Each entry has to be copied exactly, with nothing missed.

* begin *

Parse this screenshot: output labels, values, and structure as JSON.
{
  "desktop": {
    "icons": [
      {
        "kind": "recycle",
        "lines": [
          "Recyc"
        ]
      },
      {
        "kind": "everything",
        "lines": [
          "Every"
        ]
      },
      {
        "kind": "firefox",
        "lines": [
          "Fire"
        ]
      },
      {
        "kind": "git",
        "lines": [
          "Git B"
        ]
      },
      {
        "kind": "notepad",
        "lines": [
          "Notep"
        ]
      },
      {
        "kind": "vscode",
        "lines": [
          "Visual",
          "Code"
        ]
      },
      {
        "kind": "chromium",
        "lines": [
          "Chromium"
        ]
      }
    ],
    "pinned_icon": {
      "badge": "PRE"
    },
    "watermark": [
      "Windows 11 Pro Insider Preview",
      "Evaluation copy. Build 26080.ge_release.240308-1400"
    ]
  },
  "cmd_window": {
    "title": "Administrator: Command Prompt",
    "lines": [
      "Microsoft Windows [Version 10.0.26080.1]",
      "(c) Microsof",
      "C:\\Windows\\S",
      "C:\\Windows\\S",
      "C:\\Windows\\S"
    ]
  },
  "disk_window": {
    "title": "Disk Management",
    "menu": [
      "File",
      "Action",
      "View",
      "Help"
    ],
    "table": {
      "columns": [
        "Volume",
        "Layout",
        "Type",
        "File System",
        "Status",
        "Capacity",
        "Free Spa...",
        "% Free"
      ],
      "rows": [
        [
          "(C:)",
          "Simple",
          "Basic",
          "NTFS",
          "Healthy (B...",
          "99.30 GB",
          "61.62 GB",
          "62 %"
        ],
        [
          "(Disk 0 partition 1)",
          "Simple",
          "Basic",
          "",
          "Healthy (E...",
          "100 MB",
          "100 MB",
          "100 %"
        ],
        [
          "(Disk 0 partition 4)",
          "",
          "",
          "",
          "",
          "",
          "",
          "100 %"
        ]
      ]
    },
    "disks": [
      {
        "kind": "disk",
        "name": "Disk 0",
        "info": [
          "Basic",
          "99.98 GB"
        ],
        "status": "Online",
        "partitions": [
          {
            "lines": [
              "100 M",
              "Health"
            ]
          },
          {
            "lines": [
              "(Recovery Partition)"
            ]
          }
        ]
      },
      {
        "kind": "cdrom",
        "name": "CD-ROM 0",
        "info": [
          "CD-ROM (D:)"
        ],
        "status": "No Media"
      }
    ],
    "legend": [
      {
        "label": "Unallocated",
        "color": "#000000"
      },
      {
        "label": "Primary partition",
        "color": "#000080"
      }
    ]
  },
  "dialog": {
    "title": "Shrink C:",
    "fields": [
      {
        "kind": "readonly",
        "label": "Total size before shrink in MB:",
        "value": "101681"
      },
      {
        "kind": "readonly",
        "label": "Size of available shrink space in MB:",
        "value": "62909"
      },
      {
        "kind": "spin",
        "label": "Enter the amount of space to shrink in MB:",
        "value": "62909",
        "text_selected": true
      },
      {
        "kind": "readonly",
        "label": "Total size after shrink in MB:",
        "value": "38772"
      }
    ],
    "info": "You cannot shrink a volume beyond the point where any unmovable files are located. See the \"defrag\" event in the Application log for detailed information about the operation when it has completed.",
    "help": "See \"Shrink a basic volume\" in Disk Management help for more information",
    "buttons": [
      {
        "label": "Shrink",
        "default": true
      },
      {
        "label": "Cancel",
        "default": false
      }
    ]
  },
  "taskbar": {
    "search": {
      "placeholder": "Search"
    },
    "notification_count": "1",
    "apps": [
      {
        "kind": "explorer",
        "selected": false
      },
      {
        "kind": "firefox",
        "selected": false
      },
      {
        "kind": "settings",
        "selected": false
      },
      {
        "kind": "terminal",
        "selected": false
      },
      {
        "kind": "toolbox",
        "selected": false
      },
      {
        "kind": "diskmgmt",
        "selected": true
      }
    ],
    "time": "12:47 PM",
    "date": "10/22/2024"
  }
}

* end *

:: Answer to the task ::
Parse this screenshot: output labels, values, and structure as JSON.
{
  "desktop": {
    "icons": [
      {
        "kind": "recycle",
        "lines": [
          "Recyc"
        ]
      },
      {
        "kind": "everything",
        "lines": [
          "Every"
        ]
      },
      {
        "kind": "firefox",
        "lines": [
          "Fire"
        ]
      },
      {
        "kind": "git",
        "lines": [
          "Git B"
        ]
      },
      {
        "kind": "notepad",
        "lines": [
          "Notep"
        ]
      },
      {
        "kind": "vscode",
        "lines": [
          "Visual",
          "Code"
        ]
      },
      {
        "kind": "chromium",
        "lines": [
          "Chromium"
        ]
      }
    ],
    "pinned_icon": {
      "badge": "PRE"
    },
    "watermark": [
      "Windows 11 Pro Insider Preview",
      "Evaluation copy. Build 26080.ge_release.240308-1400"
    ]
  },
  "cmd_window": {
    "title": "Administrator: Command Prompt",
    "lines": [
      "Microsoft Windows [Version 10.0.26080.1]",
      "(c) Microsof",
      "C:\\Windows\\S",
      "C:\\Windows\\S",
      "C:\\Windows\\S"
    ]
  },
  "disk_window": {
    "title": "Disk Management",
    "menu": [
      "File",
      "Action",
      "View",
      "Help"
    ],
    "table": {
      "columns": [
        "Volume",
        "Layout",
        "Type",
        "File System",
        "Status",
        "Capacity",
        "Free Spa...",
        "% Free"
      ],
      "rows": [
        [
          "(C:)",
          "Simple",
          "Basic",
          "NTFS",
          "Healthy (B...",
          "99.30 GB",
          "61.62 GB",
          "62 %"
        ],
        [
          "(Disk 0 partition 1)",
          "Simple",
          "Basic",
          "",
          "Healthy (E...",
          "100 MB",
          "100 MB",
          "100 %"
        ],
        [
          "(Disk 0 partition 4)",
          "",
          "",
          "",
          "",
          "",
          "",
          "100 %"
        ]
      ]
    },
    "disks": [
      {
        "kind": "disk",
        "name": "Disk 0",
        "info": [
          "Basic",
          "99.98 GB"
        ],
        "status": "Online",
        "partitions": [
          {
            "lines": [
              "100 M",
              "Health"
            ]
          },
          {
            "lines": [
              "(Recovery Partition)"
            ]
          }
        ]
      },
      {
        "kind": "cdrom",
        "name": "CD-ROM 0",
        "info": [
          "CD-ROM (D:)"
        ],
        "status": "No Media"
      }
    ],
    "legend": [
      {
        "label": "Unallocated",
        "color": "#000000"
      },
      {
        "label": "Primary partition",
        "color": "#000080"
      }
    ]
  },
  "dialog": {
    "title": "Shrink C:",
    "fields": [
      {
        "kind": "readonly",
        "label": "Total size before shrink in MB:",
        "value": "101681"
      },
      {
        "kind": "readonly",
        "label": "Size of available shrink space in MB:",
        "value": "62909"
      },
      {
        "kind": "spin",
        "label": "Enter the amount of space to shrink in MB:",
        "value": "62909",
        "text_selected": true
      },
      {
        "kind": "readonly",
        "label": "Total size after shrink in MB:",
        "value": "38772"
      }
    ],
    "info": "You cannot shrink a volume beyond the point where any unmovable files are located. See the \"defrag\" event in the Application log for detailed information about the operation when it has completed.",
    "help": "See \"Shrink a basic volume\" in Disk Management help for more information",
    "buttons": [
      {
        "label": "Shrink",
        "default": true
      },
      {
        "label": "Cancel",
        "default": false
      }
    ]
  },
  "taskbar": {
    "search": {
      "placeholder": "Search"
    },
    "notification_count": "1",
    "apps": [
      {
        "kind": "explorer",
        "selected": false
      },
      {
        "kind": "firefox",
        "selected": false
      },
      {
        "kind": "settings",
        "selected": false
      },
      {
        "kind": "terminal",
        "selected": false
      },
      {
        "kind": "toolbox",
        "selected": false
      },
      {
        "kind": "diskmgmt",
        "selected": true
      }
    ],
    "time": "12:47 PM",
    "date": "10/22/2024"
  }
}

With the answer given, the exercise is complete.